* [Problem description] State how many lines in the listing below include the word "color", and add nothing besides the number.

(Rows from a dataset)
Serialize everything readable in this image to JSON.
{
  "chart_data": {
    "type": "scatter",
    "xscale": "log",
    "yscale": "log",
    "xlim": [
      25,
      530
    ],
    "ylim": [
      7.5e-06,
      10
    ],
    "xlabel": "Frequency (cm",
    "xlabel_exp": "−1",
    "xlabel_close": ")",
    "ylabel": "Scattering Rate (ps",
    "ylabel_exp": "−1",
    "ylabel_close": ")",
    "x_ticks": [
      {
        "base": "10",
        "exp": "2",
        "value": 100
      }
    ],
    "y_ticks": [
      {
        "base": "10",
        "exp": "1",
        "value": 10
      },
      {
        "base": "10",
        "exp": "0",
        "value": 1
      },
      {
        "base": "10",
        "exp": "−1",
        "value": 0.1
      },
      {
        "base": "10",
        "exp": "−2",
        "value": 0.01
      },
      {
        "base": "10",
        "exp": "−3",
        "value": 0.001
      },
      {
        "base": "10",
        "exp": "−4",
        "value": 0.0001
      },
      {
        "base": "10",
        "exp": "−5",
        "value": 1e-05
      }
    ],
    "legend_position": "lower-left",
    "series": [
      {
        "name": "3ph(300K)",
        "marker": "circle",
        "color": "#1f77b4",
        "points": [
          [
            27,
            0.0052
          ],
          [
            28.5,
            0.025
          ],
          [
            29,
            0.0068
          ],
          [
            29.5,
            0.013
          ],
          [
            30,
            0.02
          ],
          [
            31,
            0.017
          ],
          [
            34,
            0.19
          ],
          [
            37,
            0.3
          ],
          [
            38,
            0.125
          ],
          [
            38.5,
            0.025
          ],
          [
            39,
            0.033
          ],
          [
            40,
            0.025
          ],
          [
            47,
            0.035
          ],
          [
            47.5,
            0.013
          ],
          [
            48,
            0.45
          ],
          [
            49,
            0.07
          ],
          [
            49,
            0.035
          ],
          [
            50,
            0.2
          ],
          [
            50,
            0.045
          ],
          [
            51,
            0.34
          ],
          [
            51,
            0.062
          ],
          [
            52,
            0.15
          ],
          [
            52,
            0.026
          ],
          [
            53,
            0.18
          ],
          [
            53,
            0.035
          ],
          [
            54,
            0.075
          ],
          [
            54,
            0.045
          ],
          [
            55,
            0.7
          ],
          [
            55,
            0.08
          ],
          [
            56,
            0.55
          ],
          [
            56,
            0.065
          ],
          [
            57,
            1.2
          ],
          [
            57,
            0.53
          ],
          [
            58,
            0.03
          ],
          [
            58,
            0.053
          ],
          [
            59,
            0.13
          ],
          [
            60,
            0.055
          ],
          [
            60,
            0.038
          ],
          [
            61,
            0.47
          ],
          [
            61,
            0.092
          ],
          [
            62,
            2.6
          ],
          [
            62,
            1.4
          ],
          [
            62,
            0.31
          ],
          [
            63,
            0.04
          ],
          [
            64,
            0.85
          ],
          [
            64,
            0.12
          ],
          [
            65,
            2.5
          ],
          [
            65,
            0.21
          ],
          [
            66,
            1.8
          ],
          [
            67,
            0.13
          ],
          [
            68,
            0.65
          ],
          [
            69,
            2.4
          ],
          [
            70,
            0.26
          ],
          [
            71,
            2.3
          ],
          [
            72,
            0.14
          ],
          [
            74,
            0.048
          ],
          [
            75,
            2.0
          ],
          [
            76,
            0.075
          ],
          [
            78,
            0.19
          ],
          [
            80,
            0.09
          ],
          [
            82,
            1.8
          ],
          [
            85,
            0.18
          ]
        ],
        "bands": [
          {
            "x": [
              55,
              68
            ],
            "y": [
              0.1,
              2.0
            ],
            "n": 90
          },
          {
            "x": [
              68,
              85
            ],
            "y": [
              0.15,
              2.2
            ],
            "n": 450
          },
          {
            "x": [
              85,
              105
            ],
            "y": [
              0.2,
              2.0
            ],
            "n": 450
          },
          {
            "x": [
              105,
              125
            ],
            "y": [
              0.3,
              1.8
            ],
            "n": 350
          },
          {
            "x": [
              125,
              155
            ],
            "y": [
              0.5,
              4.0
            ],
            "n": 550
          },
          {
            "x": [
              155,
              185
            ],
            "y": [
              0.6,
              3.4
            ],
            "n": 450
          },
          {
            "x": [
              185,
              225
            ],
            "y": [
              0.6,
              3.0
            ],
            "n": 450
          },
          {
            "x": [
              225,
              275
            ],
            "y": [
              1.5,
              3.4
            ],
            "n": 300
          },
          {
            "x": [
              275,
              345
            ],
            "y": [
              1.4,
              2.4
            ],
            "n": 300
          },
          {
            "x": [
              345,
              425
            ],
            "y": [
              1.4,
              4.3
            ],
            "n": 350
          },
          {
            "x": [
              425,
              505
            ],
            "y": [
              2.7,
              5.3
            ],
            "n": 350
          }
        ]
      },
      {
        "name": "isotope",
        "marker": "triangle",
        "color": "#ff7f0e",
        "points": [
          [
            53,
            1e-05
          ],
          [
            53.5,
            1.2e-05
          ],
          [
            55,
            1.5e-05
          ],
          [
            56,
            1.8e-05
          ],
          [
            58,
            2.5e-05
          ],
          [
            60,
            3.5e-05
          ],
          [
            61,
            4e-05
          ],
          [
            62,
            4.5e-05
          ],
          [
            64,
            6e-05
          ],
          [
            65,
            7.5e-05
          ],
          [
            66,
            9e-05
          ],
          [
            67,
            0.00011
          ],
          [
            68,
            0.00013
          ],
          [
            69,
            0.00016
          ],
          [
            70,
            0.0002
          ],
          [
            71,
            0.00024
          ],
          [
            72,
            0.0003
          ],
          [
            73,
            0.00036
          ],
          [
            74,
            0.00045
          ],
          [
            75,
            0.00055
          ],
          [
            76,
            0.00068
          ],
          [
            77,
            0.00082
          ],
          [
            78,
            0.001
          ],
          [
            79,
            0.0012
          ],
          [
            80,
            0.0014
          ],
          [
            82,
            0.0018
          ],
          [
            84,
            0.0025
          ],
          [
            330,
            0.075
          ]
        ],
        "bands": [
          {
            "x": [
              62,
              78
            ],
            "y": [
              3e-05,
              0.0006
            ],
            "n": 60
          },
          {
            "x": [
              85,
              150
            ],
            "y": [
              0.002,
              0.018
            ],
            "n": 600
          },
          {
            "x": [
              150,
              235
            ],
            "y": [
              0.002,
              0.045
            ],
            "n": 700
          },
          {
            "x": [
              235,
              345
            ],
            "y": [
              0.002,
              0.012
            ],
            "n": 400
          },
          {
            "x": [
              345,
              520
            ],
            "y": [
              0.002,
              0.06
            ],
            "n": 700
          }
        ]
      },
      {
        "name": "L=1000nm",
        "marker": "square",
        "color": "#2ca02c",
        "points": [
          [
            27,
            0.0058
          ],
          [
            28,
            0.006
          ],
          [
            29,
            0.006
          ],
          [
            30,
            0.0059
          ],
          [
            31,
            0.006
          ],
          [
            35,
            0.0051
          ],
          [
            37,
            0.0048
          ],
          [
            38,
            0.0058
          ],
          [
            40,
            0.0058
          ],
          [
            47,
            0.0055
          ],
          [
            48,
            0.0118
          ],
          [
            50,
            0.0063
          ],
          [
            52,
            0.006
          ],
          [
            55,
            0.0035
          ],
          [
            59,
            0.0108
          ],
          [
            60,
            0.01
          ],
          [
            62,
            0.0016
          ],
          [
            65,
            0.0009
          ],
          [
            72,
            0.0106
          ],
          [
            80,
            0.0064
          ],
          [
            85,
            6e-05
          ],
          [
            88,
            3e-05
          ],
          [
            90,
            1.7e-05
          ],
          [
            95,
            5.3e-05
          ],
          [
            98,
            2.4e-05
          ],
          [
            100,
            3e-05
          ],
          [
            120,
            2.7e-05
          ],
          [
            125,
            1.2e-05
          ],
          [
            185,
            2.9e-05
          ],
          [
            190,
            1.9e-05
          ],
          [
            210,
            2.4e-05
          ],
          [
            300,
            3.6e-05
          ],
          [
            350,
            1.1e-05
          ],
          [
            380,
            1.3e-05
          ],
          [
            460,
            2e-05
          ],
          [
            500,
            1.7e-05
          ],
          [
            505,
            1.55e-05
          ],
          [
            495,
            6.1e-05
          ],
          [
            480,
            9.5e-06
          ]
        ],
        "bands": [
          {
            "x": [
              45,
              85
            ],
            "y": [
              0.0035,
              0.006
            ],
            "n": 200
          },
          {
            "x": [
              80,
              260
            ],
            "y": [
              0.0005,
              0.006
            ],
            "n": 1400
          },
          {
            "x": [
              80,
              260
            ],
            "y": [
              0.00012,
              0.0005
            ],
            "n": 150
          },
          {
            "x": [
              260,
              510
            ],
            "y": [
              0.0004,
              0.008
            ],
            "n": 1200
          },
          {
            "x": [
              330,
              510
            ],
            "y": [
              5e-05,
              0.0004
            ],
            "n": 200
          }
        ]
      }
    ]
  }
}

* [Response] 3